To be done =>
Render every entry exactly as it appears.

Record extracts =>
────────
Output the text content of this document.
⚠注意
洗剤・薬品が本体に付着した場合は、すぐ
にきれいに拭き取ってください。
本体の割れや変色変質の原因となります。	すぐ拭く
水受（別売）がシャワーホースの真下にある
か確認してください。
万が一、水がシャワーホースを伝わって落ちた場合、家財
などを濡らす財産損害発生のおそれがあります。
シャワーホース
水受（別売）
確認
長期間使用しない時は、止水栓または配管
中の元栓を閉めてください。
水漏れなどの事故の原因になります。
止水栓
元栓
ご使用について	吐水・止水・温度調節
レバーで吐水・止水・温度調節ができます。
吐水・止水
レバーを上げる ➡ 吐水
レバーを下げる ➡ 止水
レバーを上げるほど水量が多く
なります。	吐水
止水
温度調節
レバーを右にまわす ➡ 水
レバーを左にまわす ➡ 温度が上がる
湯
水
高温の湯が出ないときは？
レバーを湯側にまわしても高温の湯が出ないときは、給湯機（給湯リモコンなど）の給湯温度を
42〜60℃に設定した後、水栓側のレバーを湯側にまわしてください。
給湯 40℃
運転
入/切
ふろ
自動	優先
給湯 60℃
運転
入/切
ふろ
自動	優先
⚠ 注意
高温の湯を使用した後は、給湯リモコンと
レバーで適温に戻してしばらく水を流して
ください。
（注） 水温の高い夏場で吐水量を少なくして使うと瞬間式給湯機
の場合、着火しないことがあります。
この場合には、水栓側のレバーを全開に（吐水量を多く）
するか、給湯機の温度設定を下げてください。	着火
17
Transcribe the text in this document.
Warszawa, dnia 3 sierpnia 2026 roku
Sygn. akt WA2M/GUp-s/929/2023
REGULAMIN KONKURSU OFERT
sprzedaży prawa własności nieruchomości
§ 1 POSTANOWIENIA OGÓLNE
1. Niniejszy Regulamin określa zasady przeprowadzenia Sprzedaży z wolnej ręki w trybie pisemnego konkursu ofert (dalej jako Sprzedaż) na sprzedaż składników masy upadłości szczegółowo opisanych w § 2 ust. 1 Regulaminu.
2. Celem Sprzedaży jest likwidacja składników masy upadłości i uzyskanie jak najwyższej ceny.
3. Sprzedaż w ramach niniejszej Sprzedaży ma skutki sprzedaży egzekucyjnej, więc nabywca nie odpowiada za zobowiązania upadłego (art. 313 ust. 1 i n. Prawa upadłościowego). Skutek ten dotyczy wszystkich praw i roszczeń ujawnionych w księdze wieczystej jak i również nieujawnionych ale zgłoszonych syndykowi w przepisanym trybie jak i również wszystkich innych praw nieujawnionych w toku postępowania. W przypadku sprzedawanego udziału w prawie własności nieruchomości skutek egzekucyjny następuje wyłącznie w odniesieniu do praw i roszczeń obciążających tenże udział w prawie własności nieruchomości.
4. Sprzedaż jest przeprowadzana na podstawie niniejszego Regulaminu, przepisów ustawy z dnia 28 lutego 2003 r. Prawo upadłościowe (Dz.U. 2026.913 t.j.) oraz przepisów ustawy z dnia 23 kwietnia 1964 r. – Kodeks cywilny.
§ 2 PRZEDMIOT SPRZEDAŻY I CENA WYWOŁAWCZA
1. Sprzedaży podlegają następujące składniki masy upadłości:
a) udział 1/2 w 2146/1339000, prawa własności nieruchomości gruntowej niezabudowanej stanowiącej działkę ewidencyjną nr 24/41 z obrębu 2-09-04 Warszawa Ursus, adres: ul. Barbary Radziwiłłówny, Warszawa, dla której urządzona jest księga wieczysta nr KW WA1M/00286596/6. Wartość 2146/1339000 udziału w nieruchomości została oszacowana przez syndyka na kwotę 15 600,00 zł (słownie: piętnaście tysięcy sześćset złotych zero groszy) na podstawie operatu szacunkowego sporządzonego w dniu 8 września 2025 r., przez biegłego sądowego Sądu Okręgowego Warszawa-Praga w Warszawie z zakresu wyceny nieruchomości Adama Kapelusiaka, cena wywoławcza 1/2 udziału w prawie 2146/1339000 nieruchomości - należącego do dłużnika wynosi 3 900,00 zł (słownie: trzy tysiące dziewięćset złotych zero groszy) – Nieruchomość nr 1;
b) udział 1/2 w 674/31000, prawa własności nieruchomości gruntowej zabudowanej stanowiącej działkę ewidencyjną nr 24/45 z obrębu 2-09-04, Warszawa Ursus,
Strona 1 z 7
────────
Task solution =>
Output the text content of this document.
⚠注意
洗剤・薬品が本体に付着した場合は、すぐ
にきれいに拭き取ってください。
本体の割れや変色変質の原因となります。	すぐ拭く
水受（別売）がシャワーホースの真下にある
か確認してください。
万が一、水がシャワーホースを伝わって落ちた場合、家財
などを濡らす財産損害発生のおそれがあります。
シャワーホース
水受（別売）
確認
長期間使用しない時は、止水栓または配管
中の元栓を閉めてください。
水漏れなどの事故の原因になります。
止水栓
元栓
ご使用について	吐水・止水・温度調節
レバーで吐水・止水・温度調節ができます。
吐水・止水
レバーを上げる ➡ 吐水
レバーを下げる ➡ 止水
レバーを上げるほど水量が多く
なります。	吐水
止水
温度調節
レバーを右にまわす ➡ 水
レバーを左にまわす ➡ 温度が上がる
湯
水
高温の湯が出ないときは？
レバーを湯側にまわしても高温の湯が出ないときは、給湯機（給湯リモコンなど）の給湯温度を
42〜60℃に設定した後、水栓側のレバーを湯側にまわしてください。
給湯 40℃
運転
入/切
ふろ
自動	優先
給湯 60℃
運転
入/切
ふろ
自動	優先
⚠ 注意
高温の湯を使用した後は、給湯リモコンと
レバーで適温に戻してしばらく水を流して
ください。
（注） 水温の高い夏場で吐水量を少なくして使うと瞬間式給湯機
の場合、着火しないことがあります。
この場合には、水栓側のレバーを全開に（吐水量を多く）
するか、給湯機の温度設定を下げてください。	着火
17
Transcribe the text in this document.
Warszawa, dnia 3 sierpnia 2026 roku
Sygn. akt WA2M/GUp-s/929/2023
REGULAMIN KONKURSU OFERT
sprzedaży prawa własności nieruchomości
§ 1 POSTANOWIENIA OGÓLNE
1. Niniejszy Regulamin określa zasady przeprowadzenia Sprzedaży z wolnej ręki w trybie pisemnego konkursu ofert (dalej jako Sprzedaż) na sprzedaż składników masy upadłości szczegółowo opisanych w § 2 ust. 1 Regulaminu.
2. Celem Sprzedaży jest likwidacja składników masy upadłości i uzyskanie jak najwyższej ceny.
3. Sprzedaż w ramach niniejszej Sprzedaży ma skutki sprzedaży egzekucyjnej, więc nabywca nie odpowiada za zobowiązania upadłego (art. 313 ust. 1 i n. Prawa upadłościowego). Skutek ten dotyczy wszystkich praw i roszczeń ujawnionych w księdze wieczystej jak i również nieujawnionych ale zgłoszonych syndykowi w przepisanym trybie jak i również wszystkich innych praw nieujawnionych w toku postępowania. W przypadku sprzedawanego udziału w prawie własności nieruchomości skutek egzekucyjny następuje wyłącznie w odniesieniu do praw i roszczeń obciążających tenże udział w prawie własności nieruchomości.
4. Sprzedaż jest przeprowadzana na podstawie niniejszego Regulaminu, przepisów ustawy z dnia 28 lutego 2003 r. Prawo upadłościowe (Dz.U. 2026.913 t.j.) oraz przepisów ustawy z dnia 23 kwietnia 1964 r. – Kodeks cywilny.
§ 2 PRZEDMIOT SPRZEDAŻY I CENA WYWOŁAWCZA
1. Sprzedaży podlegają następujące składniki masy upadłości:
a) udział 1/2 w 2146/1339000, prawa własności nieruchomości gruntowej niezabudowanej stanowiącej działkę ewidencyjną nr 24/41 z obrębu 2-09-04 Warszawa Ursus, adres: ul. Barbary Radziwiłłówny, Warszawa, dla której urządzona jest księga wieczysta nr KW WA1M/00286596/6. Wartość 2146/1339000 udziału w nieruchomości została oszacowana przez syndyka na kwotę 15 600,00 zł (słownie: piętnaście tysięcy sześćset złotych zero groszy) na podstawie operatu szacunkowego sporządzonego w dniu 8 września 2025 r., przez biegłego sądowego Sądu Okręgowego Warszawa-Praga w Warszawie z zakresu wyceny nieruchomości Adama Kapelusiaka, cena wywoławcza 1/2 udziału w prawie 2146/1339000 nieruchomości - należącego do dłużnika wynosi 3 900,00 zł (słownie: trzy tysiące dziewięćset złotych zero groszy) – Nieruchomość nr 1;
b) udział 1/2 w 674/31000, prawa własności nieruchomości gruntowej zabudowanej stanowiącej działkę ewidencyjną nr 24/45 z obrębu 2-09-04, Warszawa Ursus,
Strona 1 z 7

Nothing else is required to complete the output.